Aim:
Transcribe all of the material exactly. Any picture in it should be left out.

Recorded data:
▼

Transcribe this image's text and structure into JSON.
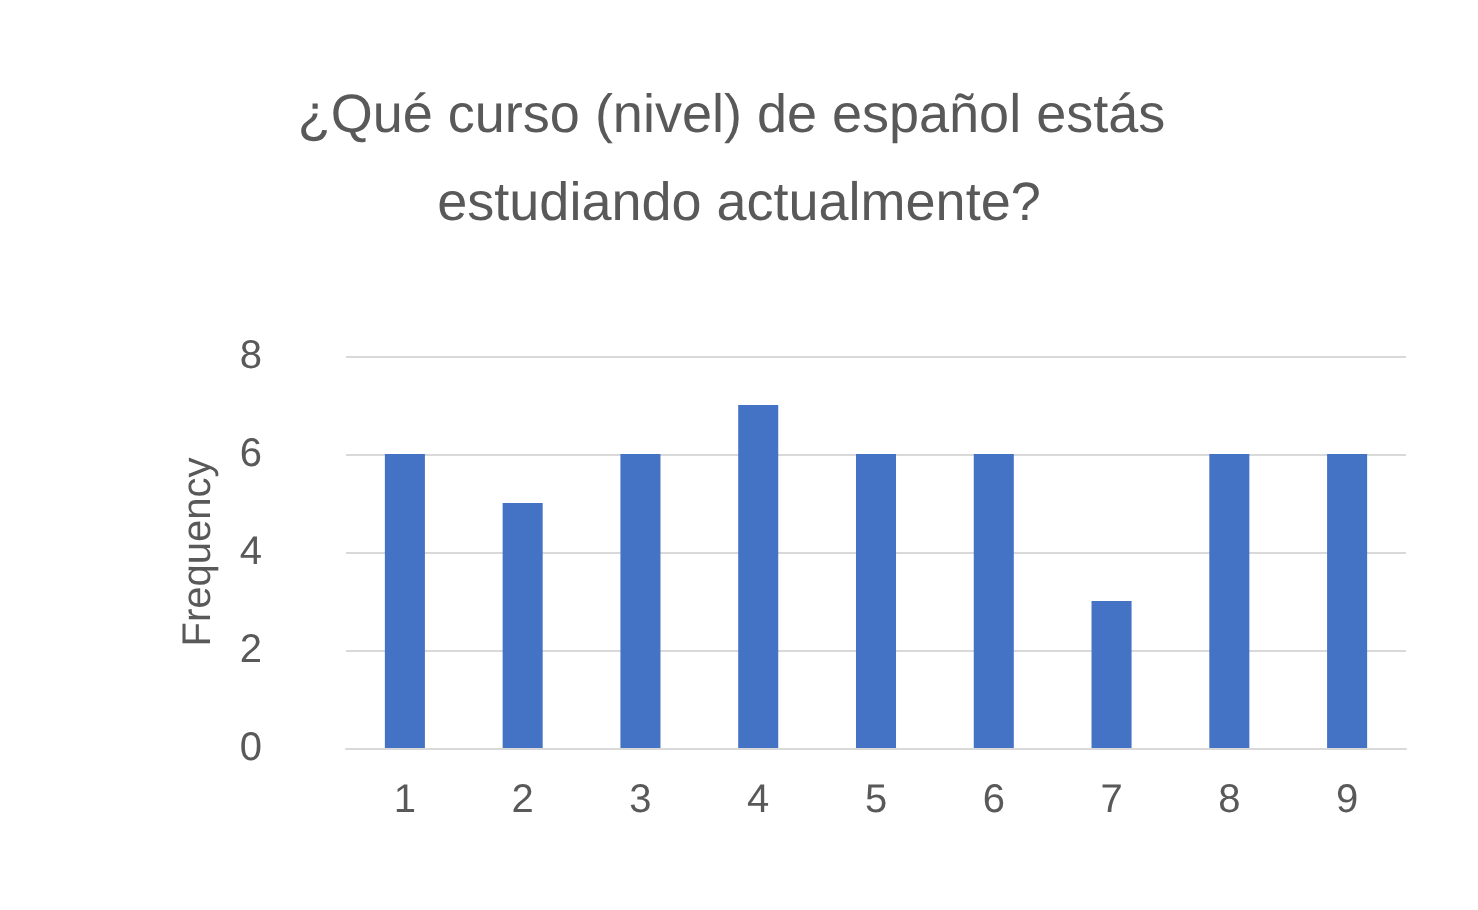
{
  "chart_data": {
    "type": "bar",
    "title": "¿Qué curso (nivel) de español estás estudiando actualmente?",
    "ylabel": "Frequency",
    "categories": [
      "1",
      "2",
      "3",
      "4",
      "5",
      "6",
      "7",
      "8",
      "9"
    ],
    "values": [
      6,
      5,
      6,
      7,
      6,
      6,
      3,
      6,
      6
    ],
    "color": "#4472c4",
    "ylim": [
      0,
      8
    ],
    "yticks": [
      0,
      2,
      4,
      6,
      8
    ],
    "grid": "y"
  }
}
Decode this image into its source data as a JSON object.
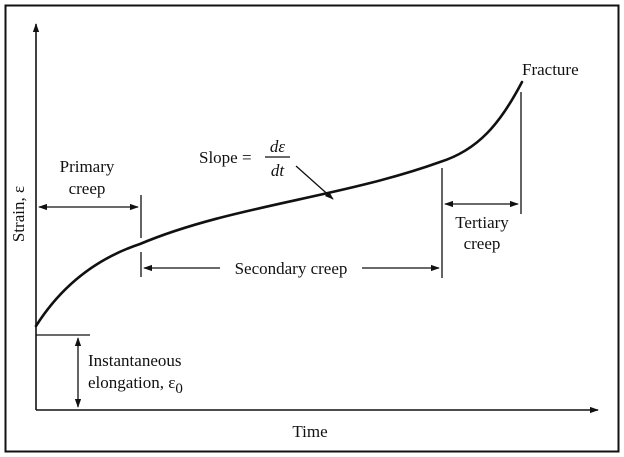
{
  "diagram": {
    "x_axis_label": "Time",
    "y_axis_label": "Strain, ε",
    "fracture_label": "Fracture",
    "primary": {
      "line1": "Primary",
      "line2": "creep"
    },
    "secondary": "Secondary creep",
    "tertiary": {
      "line1": "Tertiary",
      "line2": "creep"
    },
    "slope": {
      "prefix": "Slope =",
      "numerator": "dε",
      "denominator": "dt"
    },
    "instantaneous": {
      "line1": "Instantaneous",
      "line2": "elongation, ε",
      "subscript": "0"
    }
  }
}
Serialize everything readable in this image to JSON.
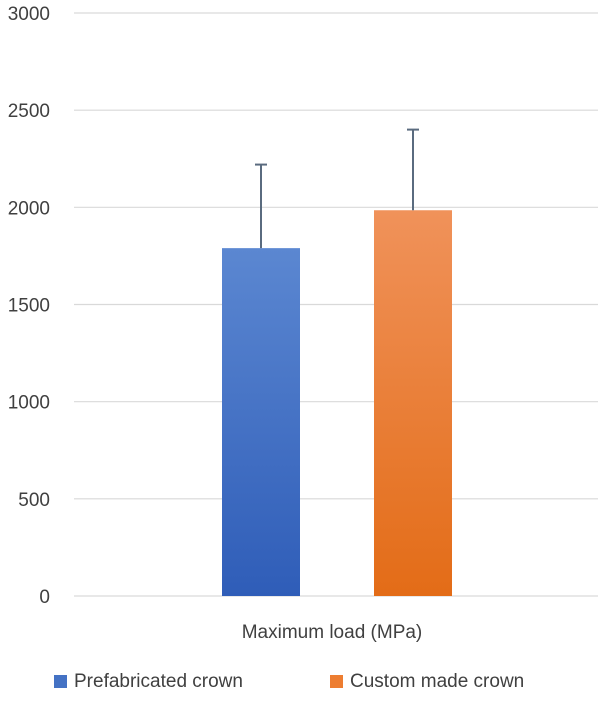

▲

Answer to this task:
Transcribe this image's text and structure into JSON.
{
  "chart_data": {
    "type": "bar",
    "title": "¿Qué curso (nivel) de español estás estudiando actualmente?",
    "ylabel": "Frequency",
    "categories": [
      "1",
      "2",
      "3",
      "4",
      "5",
      "6",
      "7",
      "8",
      "9"
    ],
    "values": [
      6,
      5,
      6,
      7,
      6,
      6,
      3,
      6,
      6
    ],
    "color": "#4472c4",
    "ylim": [
      0,
      8
    ],
    "yticks": [
      0,
      2,
      4,
      6,
      8
    ],
    "grid": "y"
  }
}
Decode this image into its source data as a JSON object.
{
  "diagram": {
    "x_axis_label": "Time",
    "y_axis_label": "Strain, ε",
    "fracture_label": "Fracture",
    "primary": {
      "line1": "Primary",
      "line2": "creep"
    },
    "secondary": "Secondary creep",
    "tertiary": {
      "line1": "Tertiary",
      "line2": "creep"
    },
    "slope": {
      "prefix": "Slope =",
      "numerator": "dε",
      "denominator": "dt"
    },
    "instantaneous": {
      "line1": "Instantaneous",
      "line2": "elongation, ε",
      "subscript": "0"
    }
  }
}
Serialize everything readable in this image to JSON.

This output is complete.